### DIRECTION
Print the listing in its entirety and exactly, leaving out images.

-*-

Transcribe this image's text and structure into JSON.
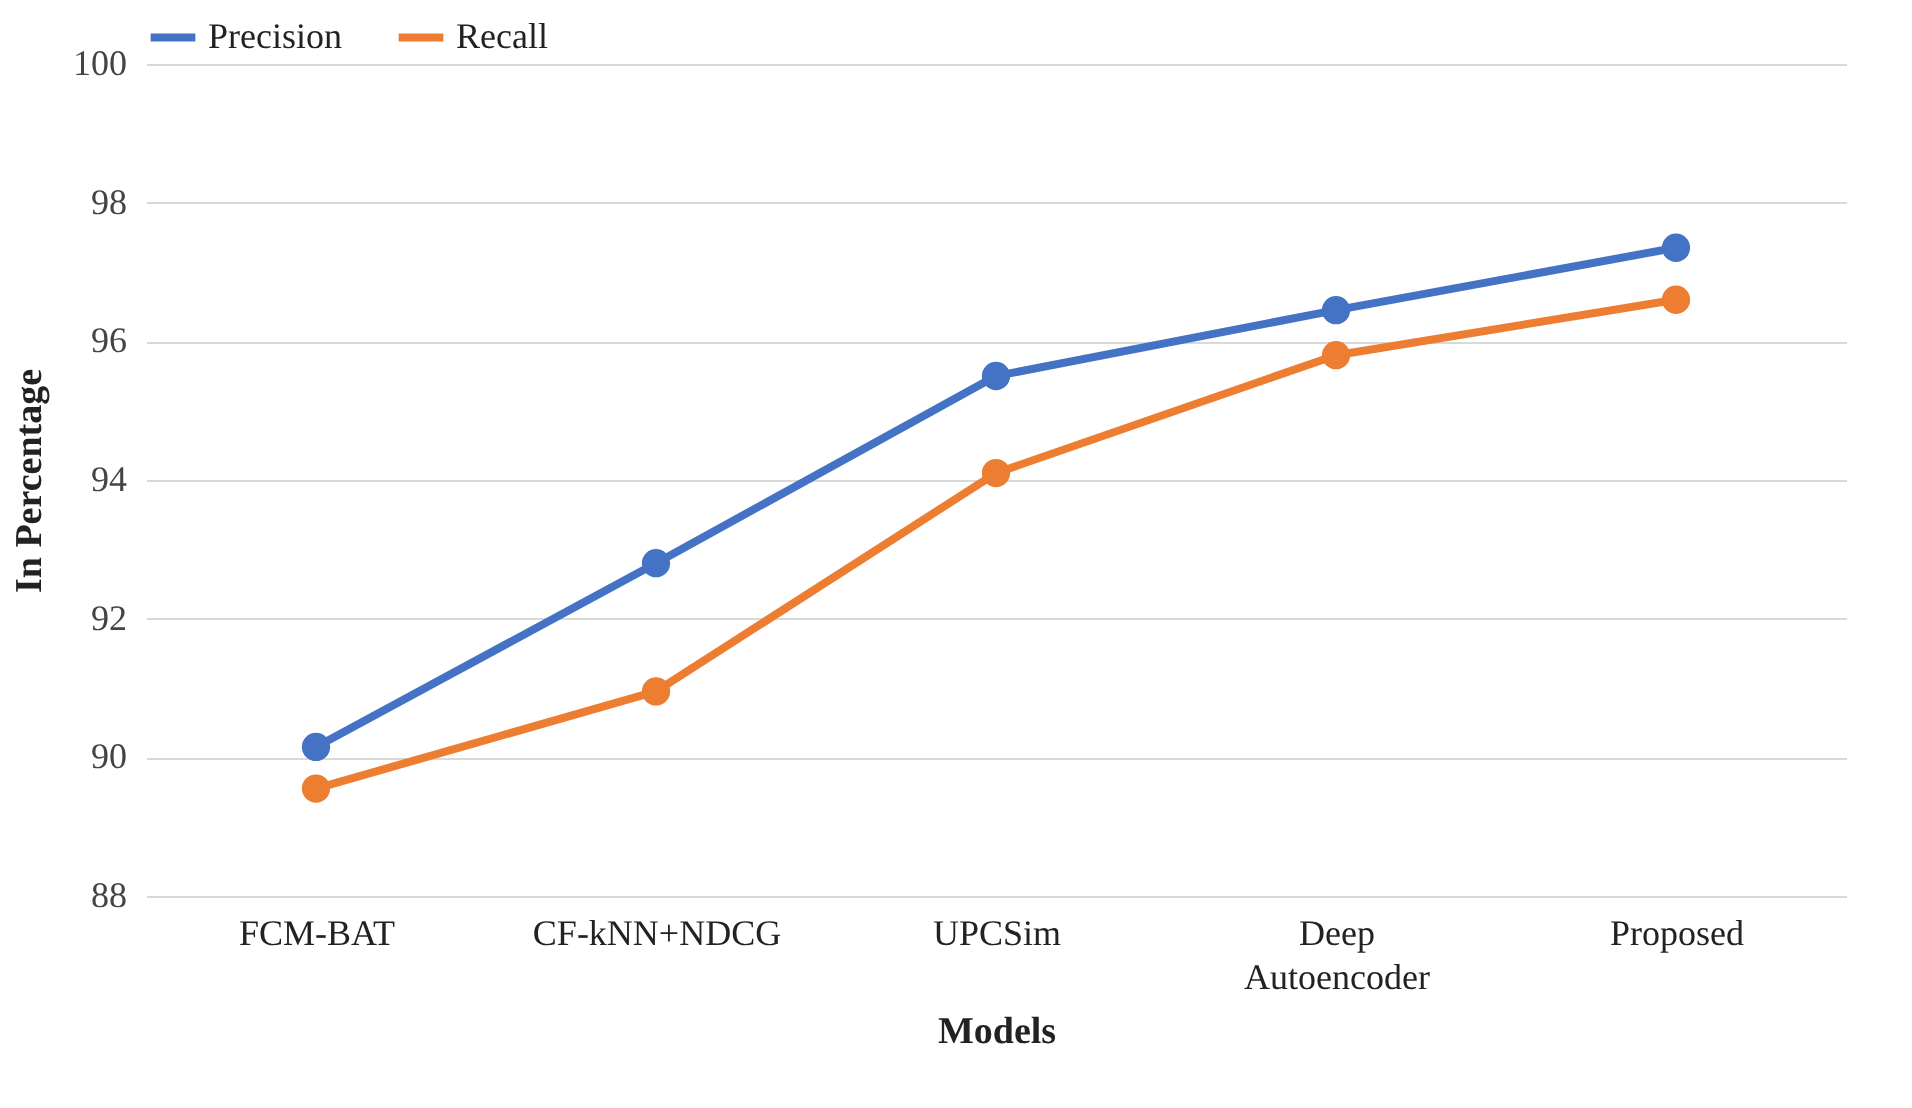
{
  "chart_data": {
    "type": "line",
    "xlabel": "Models",
    "ylabel": "In Percentage",
    "categories": [
      "FCM-BAT",
      "CF-kNN+NDCG",
      "UPCSim",
      "Deep Autoencoder",
      "Proposed"
    ],
    "series": [
      {
        "name": "Precision",
        "color": "#4472c4",
        "values": [
          90.15,
          92.8,
          95.5,
          96.45,
          97.35
        ]
      },
      {
        "name": "Recall",
        "color": "#ed7d31",
        "values": [
          89.55,
          90.95,
          94.1,
          95.8,
          96.6
        ]
      }
    ],
    "ylim": [
      88,
      100
    ],
    "yticks": [
      88,
      90,
      92,
      94,
      96,
      98,
      100
    ],
    "grid": "y",
    "legend": "top",
    "marker": "circle",
    "line_style": "solid"
  }
}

-*-

### OUTPUT
Transcribe this image's text and structure into JSON.
{
  "chart_data": {
    "type": "line",
    "xlabel": "Models",
    "ylabel": "In Percentage",
    "categories": [
      "FCM-BAT",
      "CF-kNN+NDCG",
      "UPCSim",
      "Deep Autoencoder",
      "Proposed"
    ],
    "series": [
      {
        "name": "Precision",
        "color": "#4472c4",
        "values": [
          90.15,
          92.8,
          95.5,
          96.45,
          97.35
        ]
      },
      {
        "name": "Recall",
        "color": "#ed7d31",
        "values": [
          89.55,
          90.95,
          94.1,
          95.8,
          96.6
        ]
      }
    ],
    "ylim": [
      88,
      100
    ],
    "yticks": [
      88,
      90,
      92,
      94,
      96,
      98,
      100
    ],
    "grid": "y",
    "legend": "top",
    "marker": "circle",
    "line_style": "solid"
  }
}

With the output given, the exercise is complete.